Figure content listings
══════
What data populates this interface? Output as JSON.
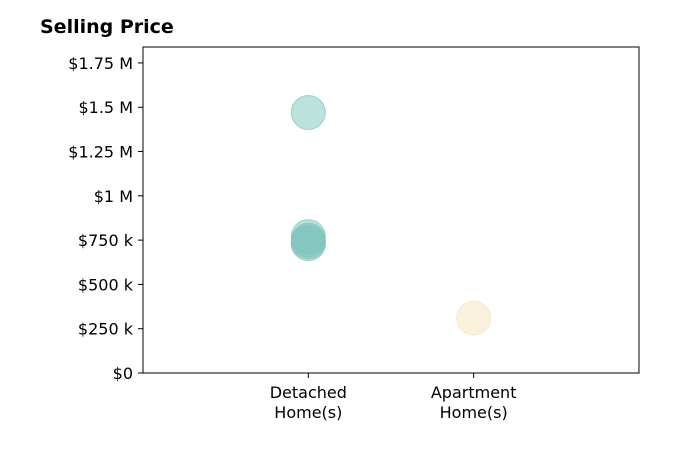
{
  "chart_data": {
    "type": "scatter",
    "title": "Selling Price",
    "xlabel": "",
    "ylabel": "",
    "categories": [
      [
        "Detached",
        "Home(s)"
      ],
      [
        "Apartment",
        "Home(s)"
      ]
    ],
    "x_range": [
      -1,
      2
    ],
    "ylim": [
      0,
      1840000
    ],
    "y_ticks": [
      0,
      250000,
      500000,
      750000,
      1000000,
      1250000,
      1500000,
      1750000
    ],
    "y_tick_labels": [
      "$0",
      "$250 k",
      "$500 k",
      "$750 k",
      "$1 M",
      "$1.25 M",
      "$1.5 M",
      "$1.75 M"
    ],
    "grid": false,
    "series": [
      {
        "category": "Detached Home(s)",
        "color": "#7cc4bb",
        "points": [
          {
            "x": 0,
            "y": 1470000
          },
          {
            "x": 0,
            "y": 770000
          },
          {
            "x": 0,
            "y": 750000
          },
          {
            "x": 0,
            "y": 740000
          },
          {
            "x": 0,
            "y": 730000
          }
        ]
      },
      {
        "category": "Apartment Home(s)",
        "color": "#f6e4b9",
        "points": [
          {
            "x": 1,
            "y": 310000
          }
        ]
      }
    ]
  }
}
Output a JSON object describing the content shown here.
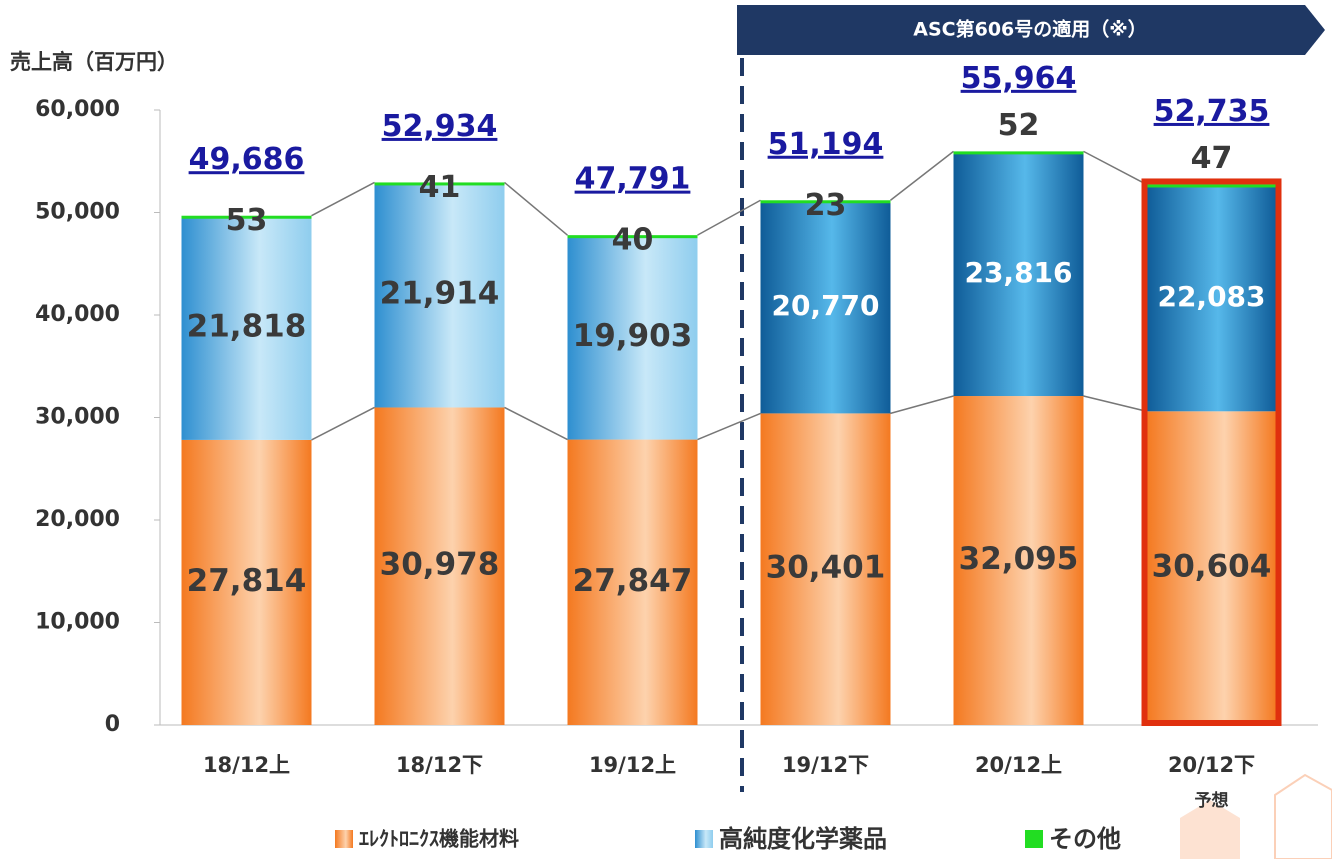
{
  "chart_data": {
    "type": "stacked_bar",
    "y_label": "売上高（百万円）",
    "banner": "ASC第606号の適用（※）",
    "categories": [
      "18/12上",
      "18/12下",
      "19/12上",
      "19/12下",
      "20/12上",
      "20/12下"
    ],
    "forecast_note": "予想",
    "forecast_index": 5,
    "asc_start_index": 3,
    "series": [
      {
        "name": "ｴﾚｸﾄﾛﾆｸｽ機能材料",
        "color": "#f47920",
        "values": [
          27814,
          30978,
          27847,
          30401,
          32095,
          30604
        ],
        "value_labels": [
          "27,814",
          "30,978",
          "27,847",
          "30,401",
          "32,095",
          "30,604"
        ]
      },
      {
        "name": "高純度化学薬品",
        "color": "#2e8fd0",
        "values": [
          21818,
          21914,
          19903,
          20770,
          23816,
          22083
        ],
        "value_labels": [
          "21,818",
          "21,914",
          "19,903",
          "20,770",
          "23,816",
          "22,083"
        ]
      },
      {
        "name": "その他",
        "color": "#22dd22",
        "values": [
          53,
          41,
          40,
          23,
          52,
          47
        ]
      }
    ],
    "totals": [
      49686,
      52934,
      47791,
      51194,
      55964,
      52735
    ],
    "total_labels": [
      "49,686",
      "52,934",
      "47,791",
      "51,194",
      "55,964",
      "52,735"
    ],
    "ylim": [
      0,
      60000
    ],
    "yticks": [
      0,
      {
        "value": 10000,
        "label": "10,000"
      },
      {
        "value": 20000,
        "label": "20,000"
      },
      {
        "value": 30000,
        "label": "30,000"
      },
      {
        "value": 40000,
        "label": "40,000"
      },
      {
        "value": 50000,
        "label": "50,000"
      },
      {
        "value": 60000,
        "label": "60,000"
      }
    ]
  }
}
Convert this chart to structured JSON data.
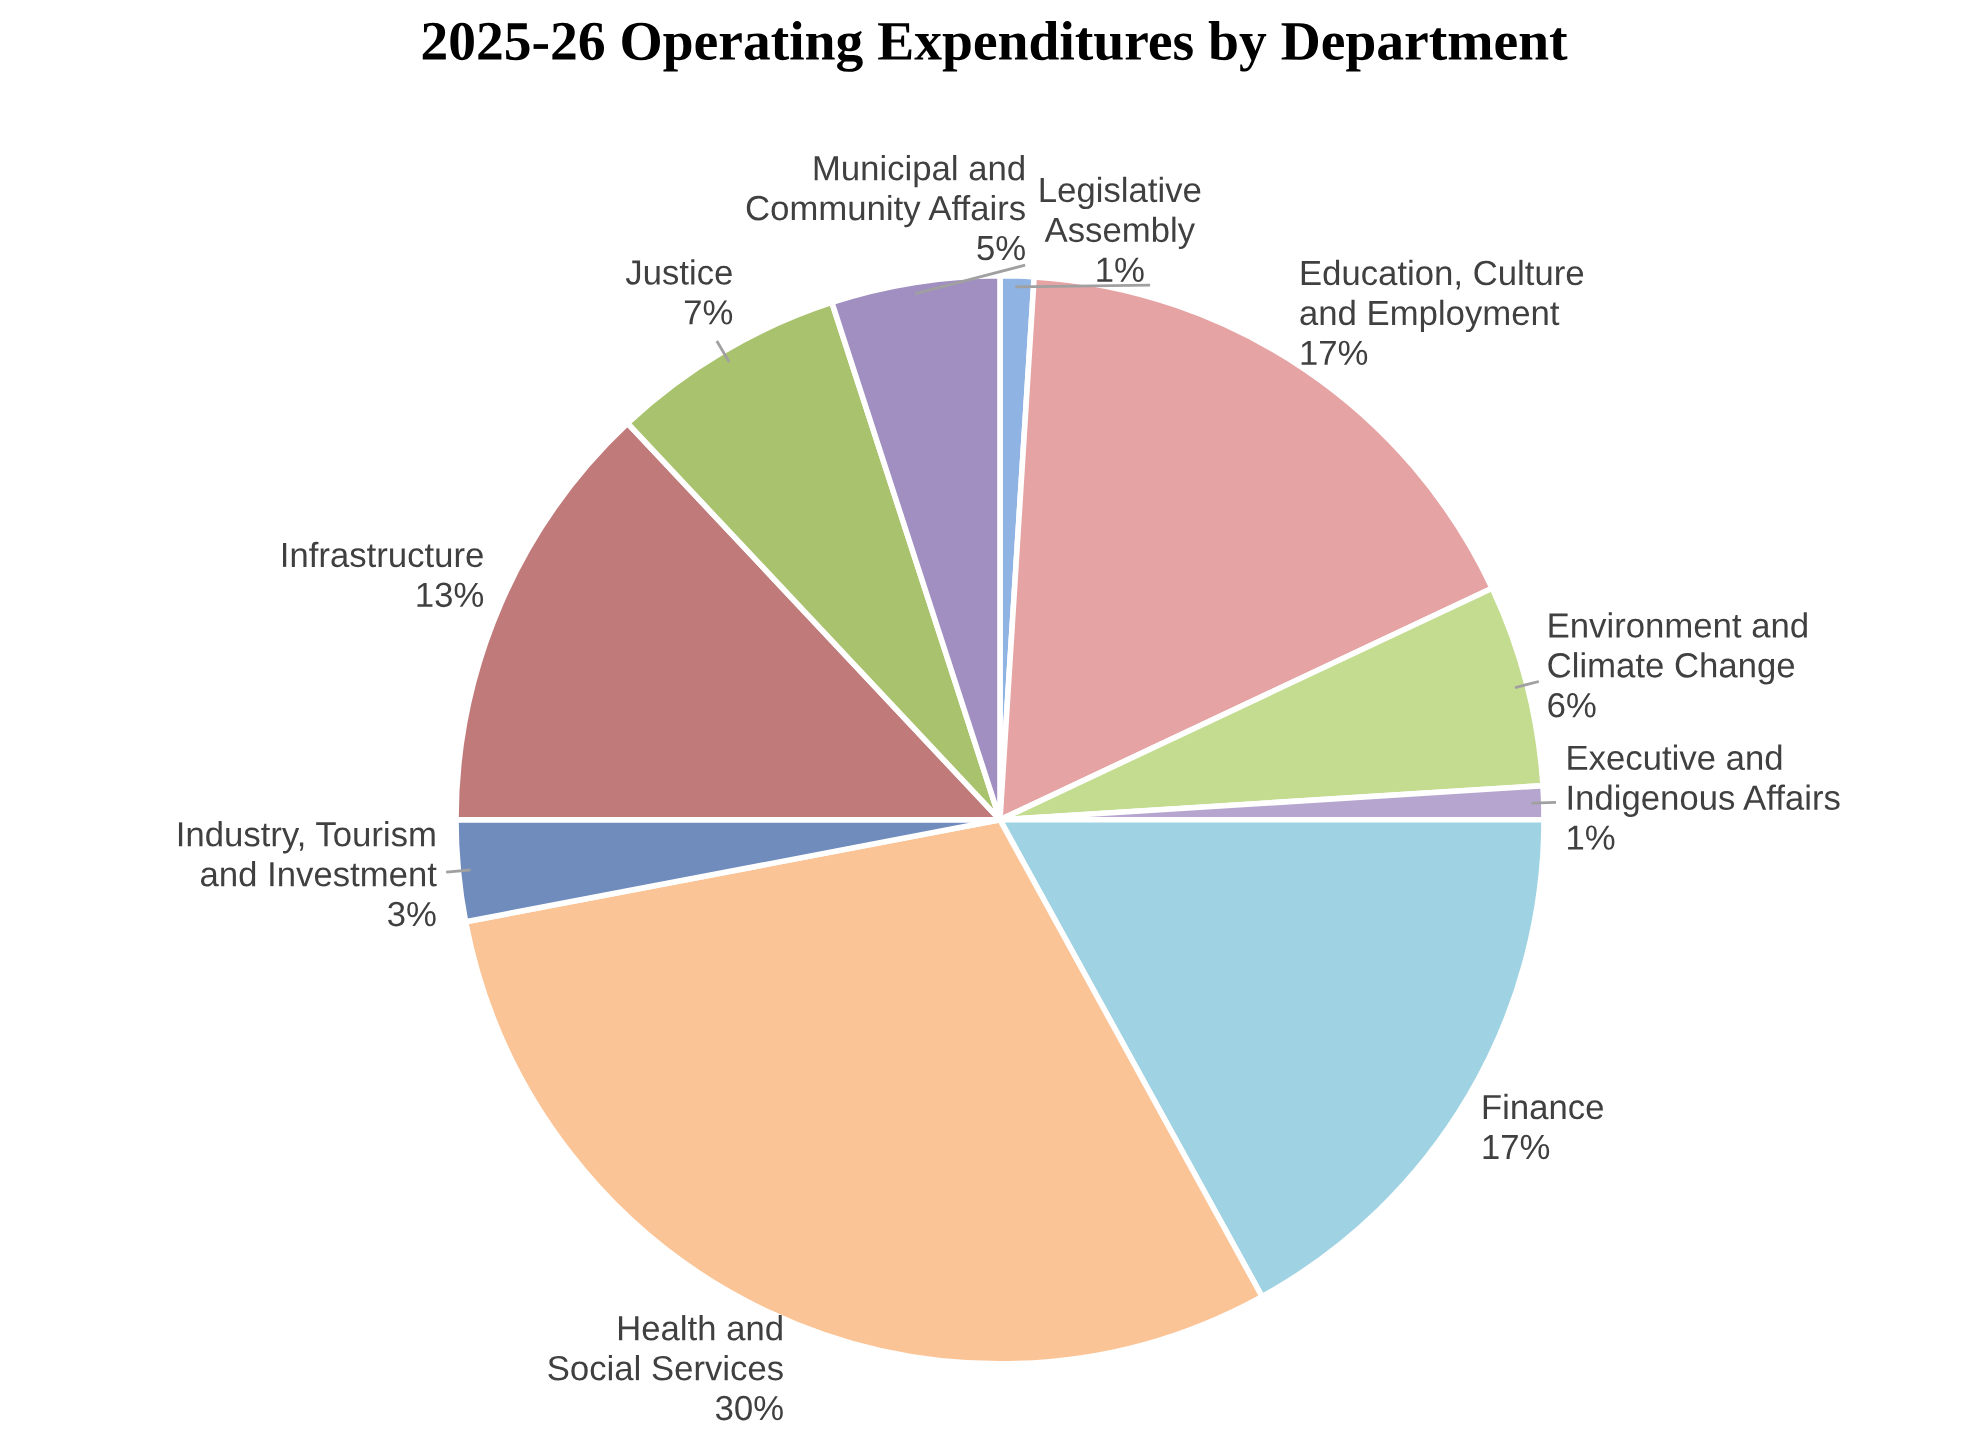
{
  "chart_data": {
    "type": "pie",
    "title": "2025-26 Operating Expenditures by Department",
    "categories": [
      "Legislative Assembly",
      "Education, Culture and Employment",
      "Environment and Climate Change",
      "Executive and Indigenous Affairs",
      "Finance",
      "Health and Social Services",
      "Industry, Tourism and Investment",
      "Infrastructure",
      "Justice",
      "Municipal and Community Affairs"
    ],
    "values": [
      1,
      17,
      6,
      1,
      17,
      30,
      3,
      13,
      7,
      5
    ],
    "value_labels": [
      "1%",
      "17%",
      "6%",
      "1%",
      "17%",
      "30%",
      "3%",
      "13%",
      "7%",
      "5%"
    ],
    "colors": [
      "#8fb4e3",
      "#e6a3a3",
      "#c3dc8f",
      "#b6a6cf",
      "#9fd3e3",
      "#fbc497",
      "#6f8cbd",
      "#c07a7a",
      "#a9c26d",
      "#a08fc0"
    ],
    "legend": false
  }
}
══════
Task brief:
Quote the entries above word for word. Leave the images out.

Correct result:
What data populates this interface? Output as JSON.
{
  "chart_data": {
    "type": "scatter",
    "title": "Selling Price",
    "xlabel": "",
    "ylabel": "",
    "categories": [
      [
        "Detached",
        "Home(s)"
      ],
      [
        "Apartment",
        "Home(s)"
      ]
    ],
    "x_range": [
      -1,
      2
    ],
    "ylim": [
      0,
      1840000
    ],
    "y_ticks": [
      0,
      250000,
      500000,
      750000,
      1000000,
      1250000,
      1500000,
      1750000
    ],
    "y_tick_labels": [
      "$0",
      "$250 k",
      "$500 k",
      "$750 k",
      "$1 M",
      "$1.25 M",
      "$1.5 M",
      "$1.75 M"
    ],
    "grid": false,
    "series": [
      {
        "category": "Detached Home(s)",
        "color": "#7cc4bb",
        "points": [
          {
            "x": 0,
            "y": 1470000
          },
          {
            "x": 0,
            "y": 770000
          },
          {
            "x": 0,
            "y": 750000
          },
          {
            "x": 0,
            "y": 740000
          },
          {
            "x": 0,
            "y": 730000
          }
        ]
      },
      {
        "category": "Apartment Home(s)",
        "color": "#f6e4b9",
        "points": [
          {
            "x": 1,
            "y": 310000
          }
        ]
      }
    ]
  }
}
Output a JSON object describing the content shown here.
{
  "chart_data": {
    "type": "stacked_bar",
    "y_label": "売上高（百万円）",
    "banner": "ASC第606号の適用（※）",
    "categories": [
      "18/12上",
      "18/12下",
      "19/12上",
      "19/12下",
      "20/12上",
      "20/12下"
    ],
    "forecast_note": "予想",
    "forecast_index": 5,
    "asc_start_index": 3,
    "series": [
      {
        "name": "ｴﾚｸﾄﾛﾆｸｽ機能材料",
        "color": "#f47920",
        "values": [
          27814,
          30978,
          27847,
          30401,
          32095,
          30604
        ],
        "value_labels": [
          "27,814",
          "30,978",
          "27,847",
          "30,401",
          "32,095",
          "30,604"
        ]
      },
      {
        "name": "高純度化学薬品",
        "color": "#2e8fd0",
        "values": [
          21818,
          21914,
          19903,
          20770,
          23816,
          22083
        ],
        "value_labels": [
          "21,818",
          "21,914",
          "19,903",
          "20,770",
          "23,816",
          "22,083"
        ]
      },
      {
        "name": "その他",
        "color": "#22dd22",
        "values": [
          53,
          41,
          40,
          23,
          52,
          47
        ]
      }
    ],
    "totals": [
      49686,
      52934,
      47791,
      51194,
      55964,
      52735
    ],
    "total_labels": [
      "49,686",
      "52,934",
      "47,791",
      "51,194",
      "55,964",
      "52,735"
    ],
    "ylim": [
      0,
      60000
    ],
    "yticks": [
      0,
      {
        "value": 10000,
        "label": "10,000"
      },
      {
        "value": 20000,
        "label": "20,000"
      },
      {
        "value": 30000,
        "label": "30,000"
      },
      {
        "value": 40000,
        "label": "40,000"
      },
      {
        "value": 50000,
        "label": "50,000"
      },
      {
        "value": 60000,
        "label": "60,000"
      }
    ]
  }
}
Convert this chart to structured JSON data.
{
  "chart_data": {
    "type": "pie",
    "title": "2025-26 Operating Expenditures by Department",
    "categories": [
      "Legislative Assembly",
      "Education, Culture and Employment",
      "Environment and Climate Change",
      "Executive and Indigenous Affairs",
      "Finance",
      "Health and Social Services",
      "Industry, Tourism and Investment",
      "Infrastructure",
      "Justice",
      "Municipal and Community Affairs"
    ],
    "values": [
      1,
      17,
      6,
      1,
      17,
      30,
      3,
      13,
      7,
      5
    ],
    "value_labels": [
      "1%",
      "17%",
      "6%",
      "1%",
      "17%",
      "30%",
      "3%",
      "13%",
      "7%",
      "5%"
    ],
    "colors": [
      "#8fb4e3",
      "#e6a3a3",
      "#c3dc8f",
      "#b6a6cf",
      "#9fd3e3",
      "#fbc497",
      "#6f8cbd",
      "#c07a7a",
      "#a9c26d",
      "#a08fc0"
    ],
    "legend": false
  }
}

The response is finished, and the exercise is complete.